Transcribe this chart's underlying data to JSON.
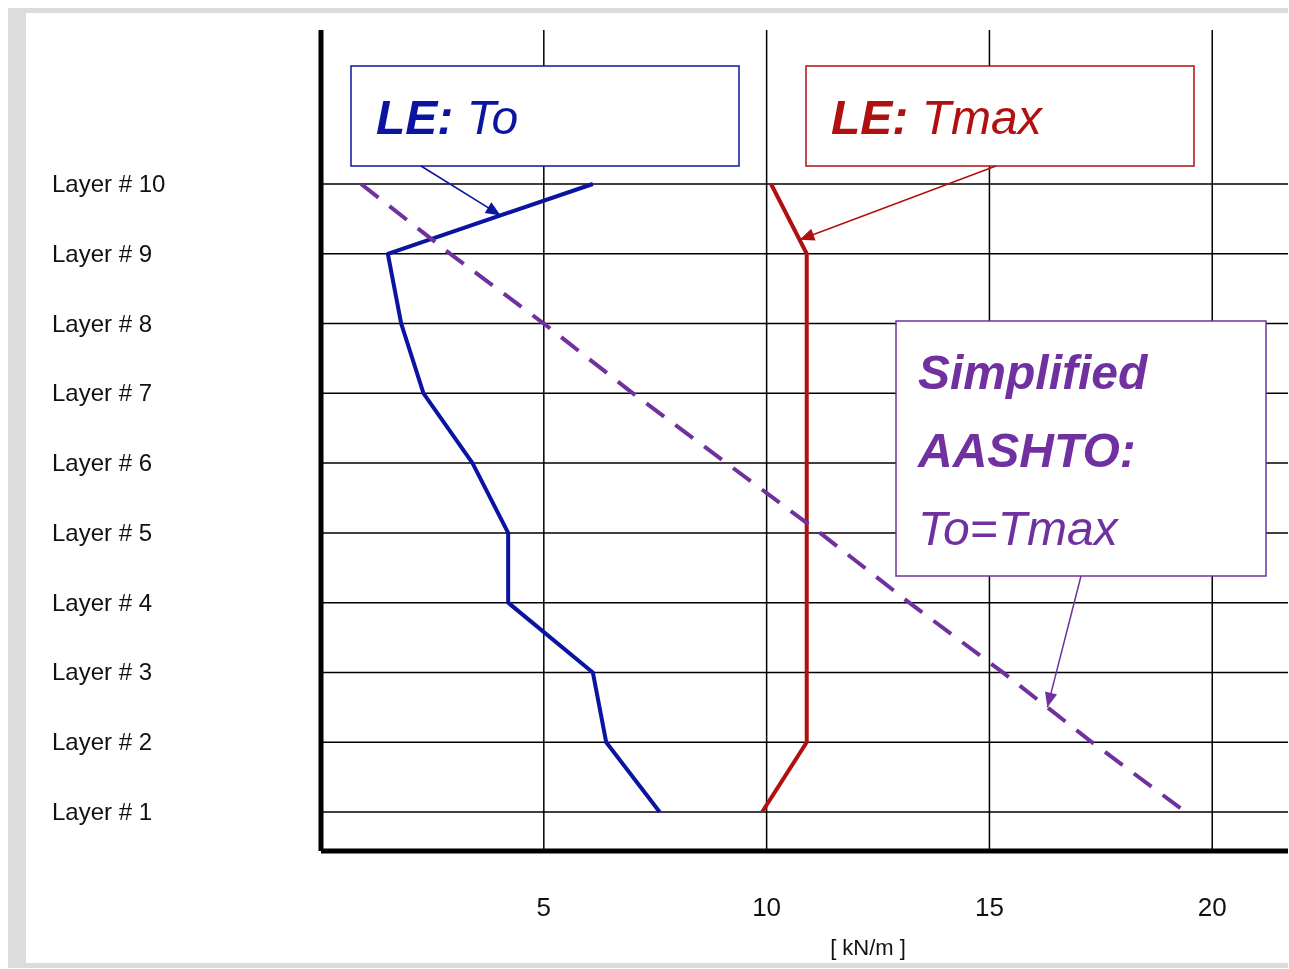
{
  "chart_data": {
    "type": "line",
    "orientation": "horizontal",
    "xlabel": "[ kN/m ]",
    "categories": [
      "Layer # 10",
      "Layer # 9",
      "Layer # 8",
      "Layer # 7",
      "Layer # 6",
      "Layer # 5",
      "Layer # 4",
      "Layer # 3",
      "Layer # 2",
      "Layer # 1"
    ],
    "series": [
      {
        "name": "LE: To",
        "color": "#0a14a0",
        "line_style": "solid",
        "values": [
          6.1,
          1.5,
          1.8,
          2.3,
          3.4,
          4.2,
          4.2,
          6.1,
          6.4,
          7.6
        ]
      },
      {
        "name": "LE: Tmax",
        "color": "#b01010",
        "line_style": "solid",
        "values": [
          10.1,
          10.9,
          10.9,
          10.9,
          10.9,
          10.9,
          10.9,
          10.9,
          10.9,
          9.9
        ]
      },
      {
        "name": "Simplified AASHTO: To=Tmax",
        "color": "#7030a0",
        "line_style": "dashed",
        "values": [
          0.9,
          2.9,
          5.0,
          7.0,
          9.1,
          11.2,
          13.2,
          15.3,
          17.3,
          19.4
        ]
      }
    ],
    "xlim": [
      0,
      21.7
    ],
    "xticks": [
      5,
      10,
      15,
      20
    ],
    "grid": true,
    "marker": "none"
  }
}
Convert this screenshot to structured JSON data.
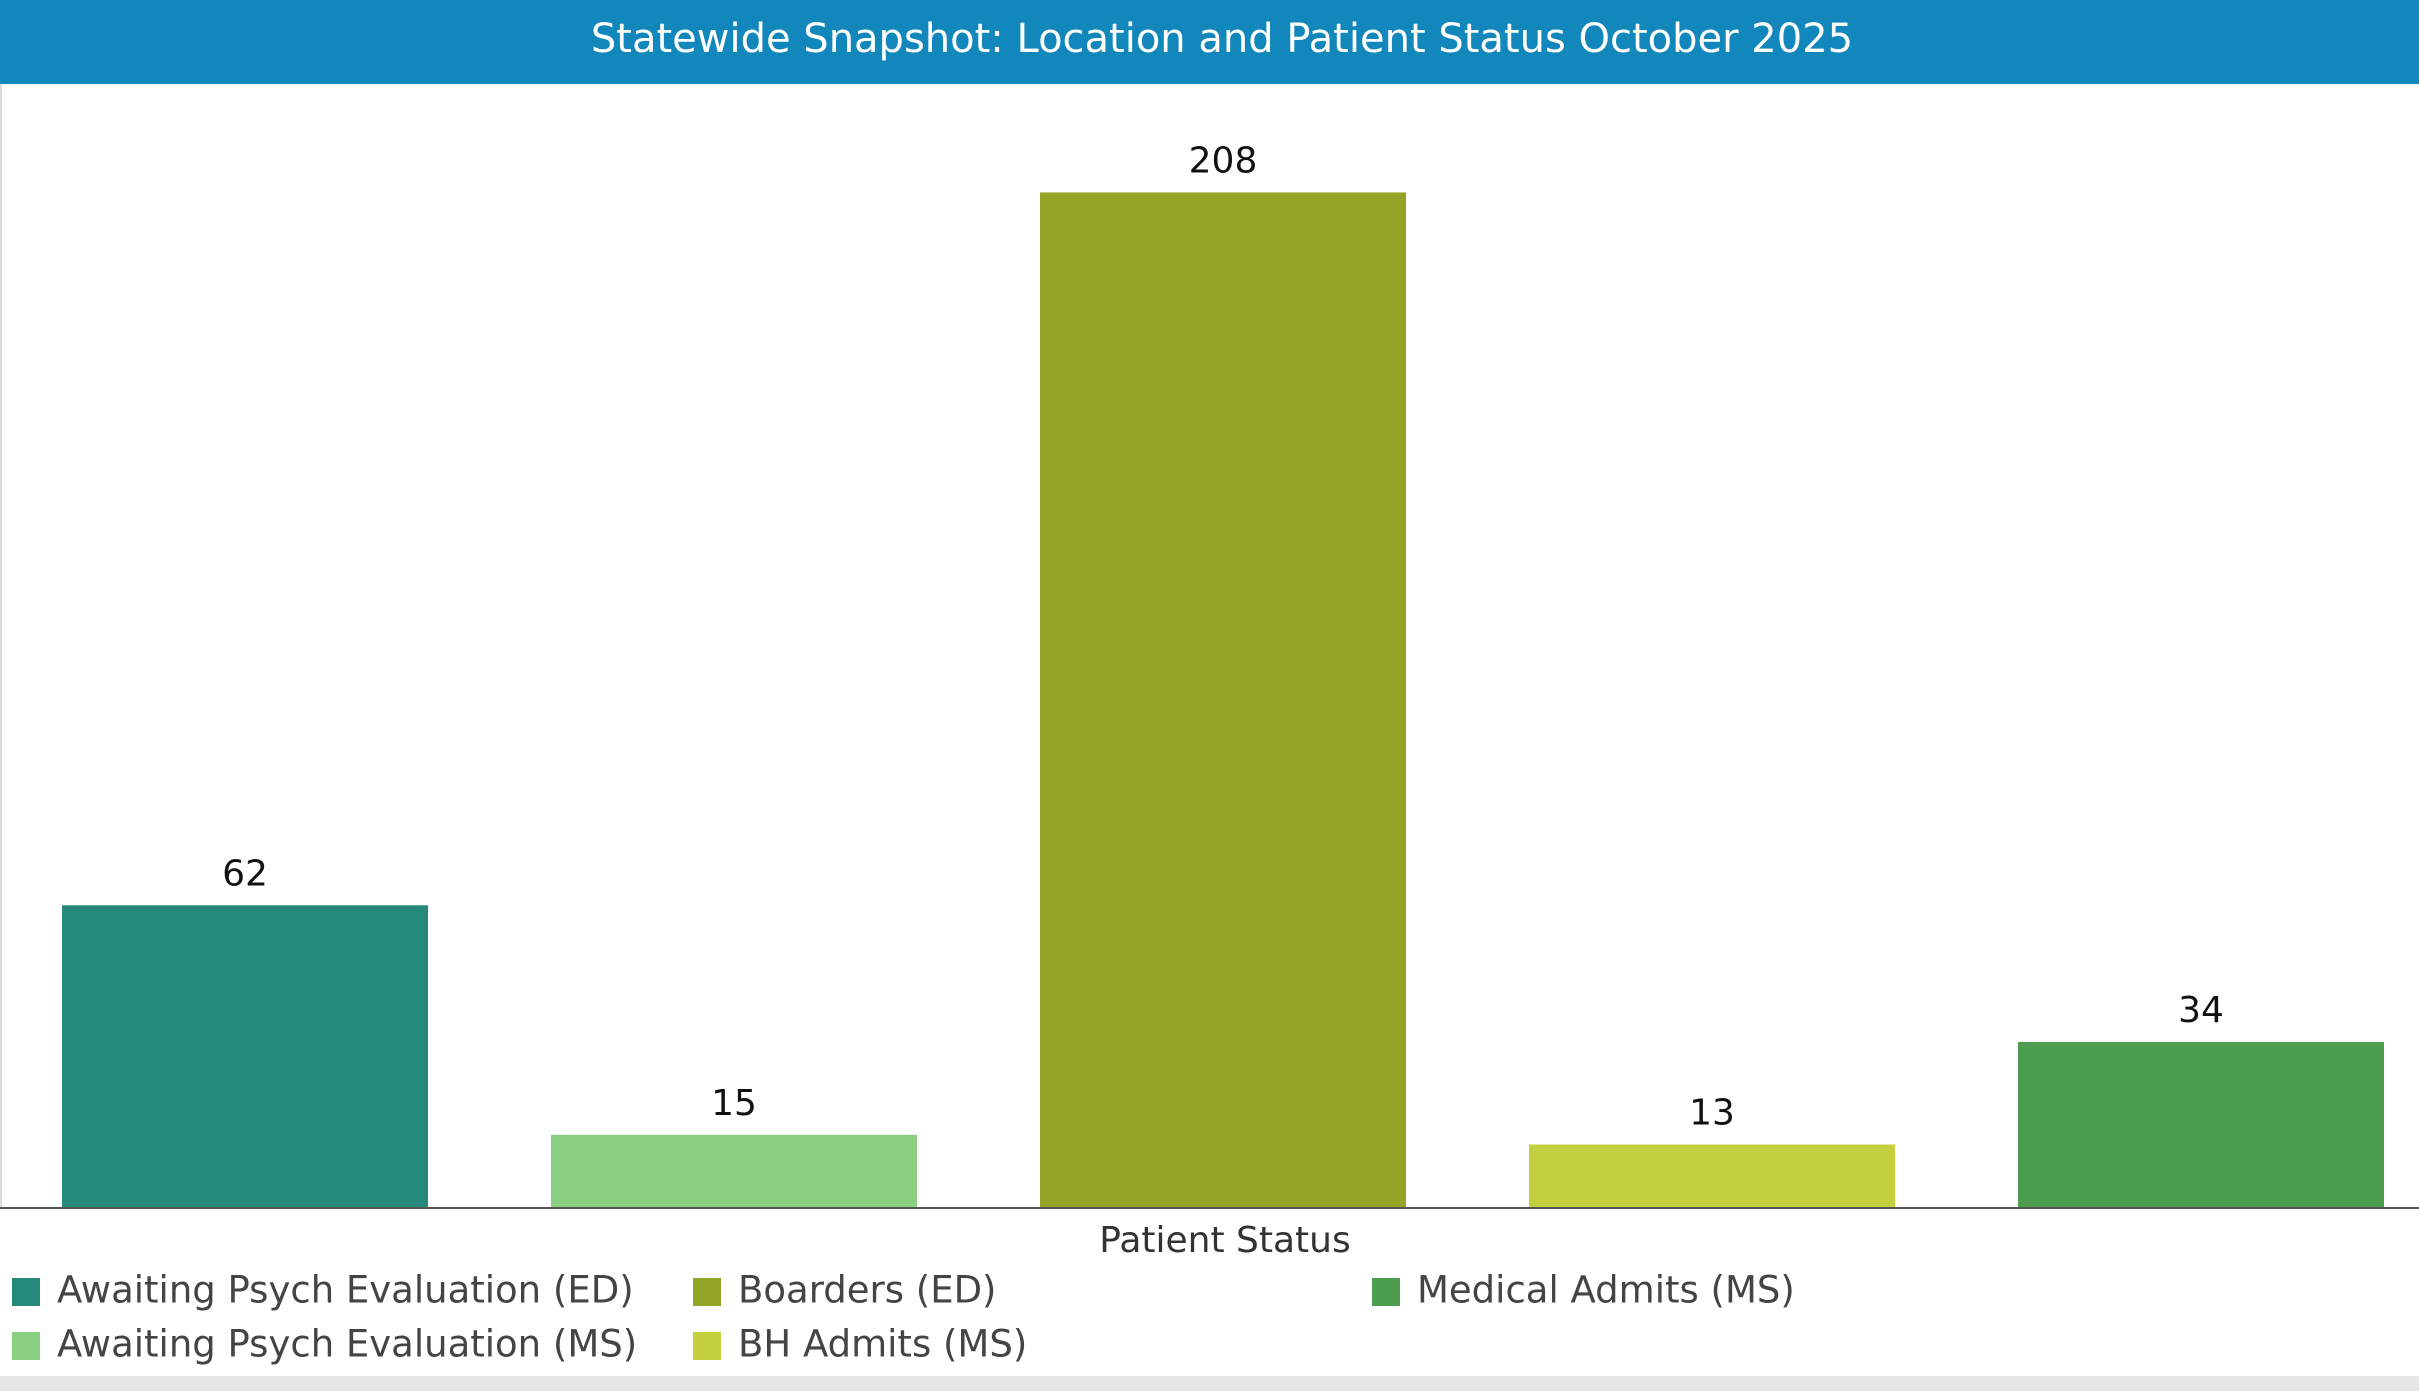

● ● ● ● ● ● ●

== WHAT THE TASK REQUIRES ==
Your task is an exact transcription of all the data, minus the pictures.

== ANSWER TO THE PROBLEM ==
Transcribe this chart's underlying data to JSON.
{
  "chart_data": {
    "type": "line",
    "orientation": "horizontal",
    "xlabel": "[ kN/m ]",
    "categories": [
      "Layer # 10",
      "Layer # 9",
      "Layer # 8",
      "Layer # 7",
      "Layer # 6",
      "Layer # 5",
      "Layer # 4",
      "Layer # 3",
      "Layer # 2",
      "Layer # 1"
    ],
    "series": [
      {
        "name": "LE: To",
        "color": "#0a14a0",
        "line_style": "solid",
        "values": [
          6.1,
          1.5,
          1.8,
          2.3,
          3.4,
          4.2,
          4.2,
          6.1,
          6.4,
          7.6
        ]
      },
      {
        "name": "LE: Tmax",
        "color": "#b01010",
        "line_style": "solid",
        "values": [
          10.1,
          10.9,
          10.9,
          10.9,
          10.9,
          10.9,
          10.9,
          10.9,
          10.9,
          9.9
        ]
      },
      {
        "name": "Simplified AASHTO: To=Tmax",
        "color": "#7030a0",
        "line_style": "dashed",
        "values": [
          0.9,
          2.9,
          5.0,
          7.0,
          9.1,
          11.2,
          13.2,
          15.3,
          17.3,
          19.4
        ]
      }
    ],
    "xlim": [
      0,
      21.7
    ],
    "xticks": [
      5,
      10,
      15,
      20
    ],
    "grid": true,
    "marker": "none"
  }
}
Convert this screenshot to structured JSON data.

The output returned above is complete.